DESCRIPTION OF THE TASK
Which lines hold the word "Clock"? Copy each of them from the material.

---

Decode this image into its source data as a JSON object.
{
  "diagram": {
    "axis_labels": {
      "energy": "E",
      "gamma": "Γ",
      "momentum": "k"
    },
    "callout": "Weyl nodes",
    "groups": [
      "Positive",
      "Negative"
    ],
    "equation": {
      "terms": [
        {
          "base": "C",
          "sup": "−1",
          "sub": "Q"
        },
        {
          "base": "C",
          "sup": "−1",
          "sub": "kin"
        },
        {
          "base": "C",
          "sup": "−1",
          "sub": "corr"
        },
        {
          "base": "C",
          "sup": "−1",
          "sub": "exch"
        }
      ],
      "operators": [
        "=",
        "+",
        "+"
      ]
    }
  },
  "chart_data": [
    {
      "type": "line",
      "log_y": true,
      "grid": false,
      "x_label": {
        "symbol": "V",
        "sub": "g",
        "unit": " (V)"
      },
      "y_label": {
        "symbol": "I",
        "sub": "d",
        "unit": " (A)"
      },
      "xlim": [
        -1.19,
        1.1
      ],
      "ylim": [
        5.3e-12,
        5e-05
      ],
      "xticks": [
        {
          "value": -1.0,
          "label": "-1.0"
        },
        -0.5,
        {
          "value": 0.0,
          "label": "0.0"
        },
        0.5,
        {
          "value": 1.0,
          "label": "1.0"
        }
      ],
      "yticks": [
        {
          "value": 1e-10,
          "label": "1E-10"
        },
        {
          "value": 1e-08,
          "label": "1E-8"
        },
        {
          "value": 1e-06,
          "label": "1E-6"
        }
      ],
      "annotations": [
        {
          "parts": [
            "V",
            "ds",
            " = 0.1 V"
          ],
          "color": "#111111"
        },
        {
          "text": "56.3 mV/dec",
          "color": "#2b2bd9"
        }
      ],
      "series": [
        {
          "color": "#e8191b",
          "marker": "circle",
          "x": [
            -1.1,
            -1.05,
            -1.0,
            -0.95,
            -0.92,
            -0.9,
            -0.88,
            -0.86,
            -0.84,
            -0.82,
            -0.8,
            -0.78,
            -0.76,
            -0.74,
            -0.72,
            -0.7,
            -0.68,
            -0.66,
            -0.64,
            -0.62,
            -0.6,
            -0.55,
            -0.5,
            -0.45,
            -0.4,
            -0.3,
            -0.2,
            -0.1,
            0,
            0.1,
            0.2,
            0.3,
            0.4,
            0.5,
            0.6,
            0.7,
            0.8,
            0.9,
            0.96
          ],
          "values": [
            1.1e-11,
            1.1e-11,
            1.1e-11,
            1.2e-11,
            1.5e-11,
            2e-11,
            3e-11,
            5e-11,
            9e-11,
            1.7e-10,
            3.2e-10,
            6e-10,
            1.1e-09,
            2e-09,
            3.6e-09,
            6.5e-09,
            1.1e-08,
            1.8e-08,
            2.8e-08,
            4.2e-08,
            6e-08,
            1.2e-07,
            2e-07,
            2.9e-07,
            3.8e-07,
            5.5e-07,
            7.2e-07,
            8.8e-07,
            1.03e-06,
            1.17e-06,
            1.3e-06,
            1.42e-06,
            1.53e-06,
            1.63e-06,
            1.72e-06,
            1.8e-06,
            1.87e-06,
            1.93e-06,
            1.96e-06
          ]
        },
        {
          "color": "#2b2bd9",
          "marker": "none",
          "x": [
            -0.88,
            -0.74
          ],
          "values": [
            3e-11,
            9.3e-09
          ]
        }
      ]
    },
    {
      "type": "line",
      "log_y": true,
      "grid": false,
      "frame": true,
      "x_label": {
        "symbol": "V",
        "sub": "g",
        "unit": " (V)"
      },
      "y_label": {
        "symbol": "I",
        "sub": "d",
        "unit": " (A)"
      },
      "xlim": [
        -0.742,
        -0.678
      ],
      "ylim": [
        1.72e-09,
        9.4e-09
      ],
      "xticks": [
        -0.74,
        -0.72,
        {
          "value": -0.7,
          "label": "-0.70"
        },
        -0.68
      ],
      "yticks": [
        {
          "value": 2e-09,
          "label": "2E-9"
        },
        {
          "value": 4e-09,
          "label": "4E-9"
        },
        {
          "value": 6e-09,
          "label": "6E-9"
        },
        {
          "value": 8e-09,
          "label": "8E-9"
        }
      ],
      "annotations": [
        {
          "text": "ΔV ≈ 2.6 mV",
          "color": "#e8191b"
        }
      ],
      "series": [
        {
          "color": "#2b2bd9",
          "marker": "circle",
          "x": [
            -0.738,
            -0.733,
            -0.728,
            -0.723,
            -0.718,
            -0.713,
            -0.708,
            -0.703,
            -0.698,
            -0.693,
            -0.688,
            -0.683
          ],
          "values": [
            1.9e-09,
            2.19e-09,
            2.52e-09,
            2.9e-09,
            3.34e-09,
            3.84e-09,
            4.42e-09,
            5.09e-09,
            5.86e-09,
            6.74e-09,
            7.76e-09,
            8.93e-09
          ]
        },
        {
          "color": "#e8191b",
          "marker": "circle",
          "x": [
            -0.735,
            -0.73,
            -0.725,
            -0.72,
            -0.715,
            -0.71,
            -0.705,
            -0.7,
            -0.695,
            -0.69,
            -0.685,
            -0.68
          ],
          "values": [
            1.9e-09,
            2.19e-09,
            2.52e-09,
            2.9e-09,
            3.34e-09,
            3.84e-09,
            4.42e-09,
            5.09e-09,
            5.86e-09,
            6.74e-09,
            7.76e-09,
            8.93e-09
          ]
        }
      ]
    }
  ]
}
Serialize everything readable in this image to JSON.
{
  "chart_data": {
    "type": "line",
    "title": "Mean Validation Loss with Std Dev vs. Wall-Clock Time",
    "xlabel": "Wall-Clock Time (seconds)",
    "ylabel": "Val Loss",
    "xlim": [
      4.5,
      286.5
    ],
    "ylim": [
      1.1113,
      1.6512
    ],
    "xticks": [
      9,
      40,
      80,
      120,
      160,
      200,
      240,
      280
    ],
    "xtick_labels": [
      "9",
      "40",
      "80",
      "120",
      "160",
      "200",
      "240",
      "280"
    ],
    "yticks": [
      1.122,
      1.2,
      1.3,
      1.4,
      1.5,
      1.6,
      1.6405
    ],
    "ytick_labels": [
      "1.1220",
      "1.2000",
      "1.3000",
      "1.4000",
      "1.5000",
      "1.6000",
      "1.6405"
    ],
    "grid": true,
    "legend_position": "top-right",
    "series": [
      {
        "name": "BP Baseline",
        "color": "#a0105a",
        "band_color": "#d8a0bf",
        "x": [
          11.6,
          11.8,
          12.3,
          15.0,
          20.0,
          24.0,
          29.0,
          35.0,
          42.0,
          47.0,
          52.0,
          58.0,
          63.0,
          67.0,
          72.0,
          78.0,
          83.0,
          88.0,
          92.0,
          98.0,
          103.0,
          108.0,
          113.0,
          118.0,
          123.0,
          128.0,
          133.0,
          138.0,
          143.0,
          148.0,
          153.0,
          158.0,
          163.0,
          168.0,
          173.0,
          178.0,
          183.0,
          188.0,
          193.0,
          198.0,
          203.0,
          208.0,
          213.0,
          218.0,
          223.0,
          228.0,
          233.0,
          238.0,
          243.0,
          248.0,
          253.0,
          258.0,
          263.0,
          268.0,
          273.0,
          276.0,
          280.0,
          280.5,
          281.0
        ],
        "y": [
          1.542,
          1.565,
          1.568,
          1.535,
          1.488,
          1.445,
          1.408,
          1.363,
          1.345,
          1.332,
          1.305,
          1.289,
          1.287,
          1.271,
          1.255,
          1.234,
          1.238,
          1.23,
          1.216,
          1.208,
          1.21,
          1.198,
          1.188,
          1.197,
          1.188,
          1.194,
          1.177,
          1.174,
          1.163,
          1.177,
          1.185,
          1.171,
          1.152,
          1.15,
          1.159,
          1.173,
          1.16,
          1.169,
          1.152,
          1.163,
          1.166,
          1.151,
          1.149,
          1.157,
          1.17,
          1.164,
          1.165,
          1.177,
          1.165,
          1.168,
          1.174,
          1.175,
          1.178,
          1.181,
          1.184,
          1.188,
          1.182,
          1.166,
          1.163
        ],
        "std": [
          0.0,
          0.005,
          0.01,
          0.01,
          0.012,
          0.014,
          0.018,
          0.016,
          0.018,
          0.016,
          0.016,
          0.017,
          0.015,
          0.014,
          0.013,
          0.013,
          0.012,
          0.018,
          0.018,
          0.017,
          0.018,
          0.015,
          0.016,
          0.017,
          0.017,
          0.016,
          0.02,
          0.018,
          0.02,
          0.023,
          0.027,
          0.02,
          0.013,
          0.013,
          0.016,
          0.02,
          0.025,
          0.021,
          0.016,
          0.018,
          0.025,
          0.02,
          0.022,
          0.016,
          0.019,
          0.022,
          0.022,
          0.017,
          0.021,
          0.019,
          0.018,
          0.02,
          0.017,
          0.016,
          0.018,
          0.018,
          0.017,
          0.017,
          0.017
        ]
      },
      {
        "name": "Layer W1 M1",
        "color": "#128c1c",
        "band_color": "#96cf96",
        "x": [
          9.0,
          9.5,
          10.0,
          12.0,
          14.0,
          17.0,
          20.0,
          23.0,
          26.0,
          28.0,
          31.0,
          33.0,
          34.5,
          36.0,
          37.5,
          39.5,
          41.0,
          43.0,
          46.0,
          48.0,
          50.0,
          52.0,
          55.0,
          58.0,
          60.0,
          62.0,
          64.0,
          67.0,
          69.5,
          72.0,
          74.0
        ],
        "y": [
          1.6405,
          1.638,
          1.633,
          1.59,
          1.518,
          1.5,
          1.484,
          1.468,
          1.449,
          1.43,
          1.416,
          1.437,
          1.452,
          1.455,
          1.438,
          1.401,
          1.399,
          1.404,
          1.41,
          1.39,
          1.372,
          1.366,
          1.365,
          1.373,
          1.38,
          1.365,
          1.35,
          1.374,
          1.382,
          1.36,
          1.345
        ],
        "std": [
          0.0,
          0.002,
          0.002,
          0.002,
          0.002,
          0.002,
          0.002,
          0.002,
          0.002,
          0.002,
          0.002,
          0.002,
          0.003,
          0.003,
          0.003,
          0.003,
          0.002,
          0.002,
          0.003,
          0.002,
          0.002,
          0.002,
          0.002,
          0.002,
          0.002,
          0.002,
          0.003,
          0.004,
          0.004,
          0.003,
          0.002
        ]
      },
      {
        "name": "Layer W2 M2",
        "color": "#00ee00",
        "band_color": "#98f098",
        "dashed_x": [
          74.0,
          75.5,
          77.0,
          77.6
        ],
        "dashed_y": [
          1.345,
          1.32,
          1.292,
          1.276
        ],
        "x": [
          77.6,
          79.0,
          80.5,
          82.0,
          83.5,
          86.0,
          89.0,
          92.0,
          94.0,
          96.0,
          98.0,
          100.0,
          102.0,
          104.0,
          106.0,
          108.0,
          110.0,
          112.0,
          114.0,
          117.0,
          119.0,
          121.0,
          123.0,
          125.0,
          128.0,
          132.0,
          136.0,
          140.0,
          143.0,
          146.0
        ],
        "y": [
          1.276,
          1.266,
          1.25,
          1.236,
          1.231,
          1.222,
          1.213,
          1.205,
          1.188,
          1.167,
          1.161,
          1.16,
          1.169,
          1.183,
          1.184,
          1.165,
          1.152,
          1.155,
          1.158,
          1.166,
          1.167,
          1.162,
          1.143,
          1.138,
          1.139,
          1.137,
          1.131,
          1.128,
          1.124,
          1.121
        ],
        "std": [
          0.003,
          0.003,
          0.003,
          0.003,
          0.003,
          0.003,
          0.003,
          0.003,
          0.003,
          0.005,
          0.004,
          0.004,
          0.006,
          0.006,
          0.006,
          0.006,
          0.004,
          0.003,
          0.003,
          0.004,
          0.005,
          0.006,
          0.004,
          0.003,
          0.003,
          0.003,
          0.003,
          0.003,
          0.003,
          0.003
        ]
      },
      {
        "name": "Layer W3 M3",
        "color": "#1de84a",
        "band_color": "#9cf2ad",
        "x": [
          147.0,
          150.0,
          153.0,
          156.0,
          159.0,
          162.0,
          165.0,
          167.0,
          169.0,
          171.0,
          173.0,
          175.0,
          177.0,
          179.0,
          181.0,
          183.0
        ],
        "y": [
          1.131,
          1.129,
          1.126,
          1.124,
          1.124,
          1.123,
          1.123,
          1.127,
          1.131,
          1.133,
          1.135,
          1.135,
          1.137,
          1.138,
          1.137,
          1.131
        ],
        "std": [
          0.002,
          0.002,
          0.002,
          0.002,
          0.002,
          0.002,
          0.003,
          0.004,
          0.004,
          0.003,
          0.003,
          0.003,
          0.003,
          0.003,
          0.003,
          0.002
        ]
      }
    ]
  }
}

---

REPLY
    "title": "Mean Validation Loss with Std Dev vs. Wall-Clock Time",
    "xlabel": "Wall-Clock Time (seconds)",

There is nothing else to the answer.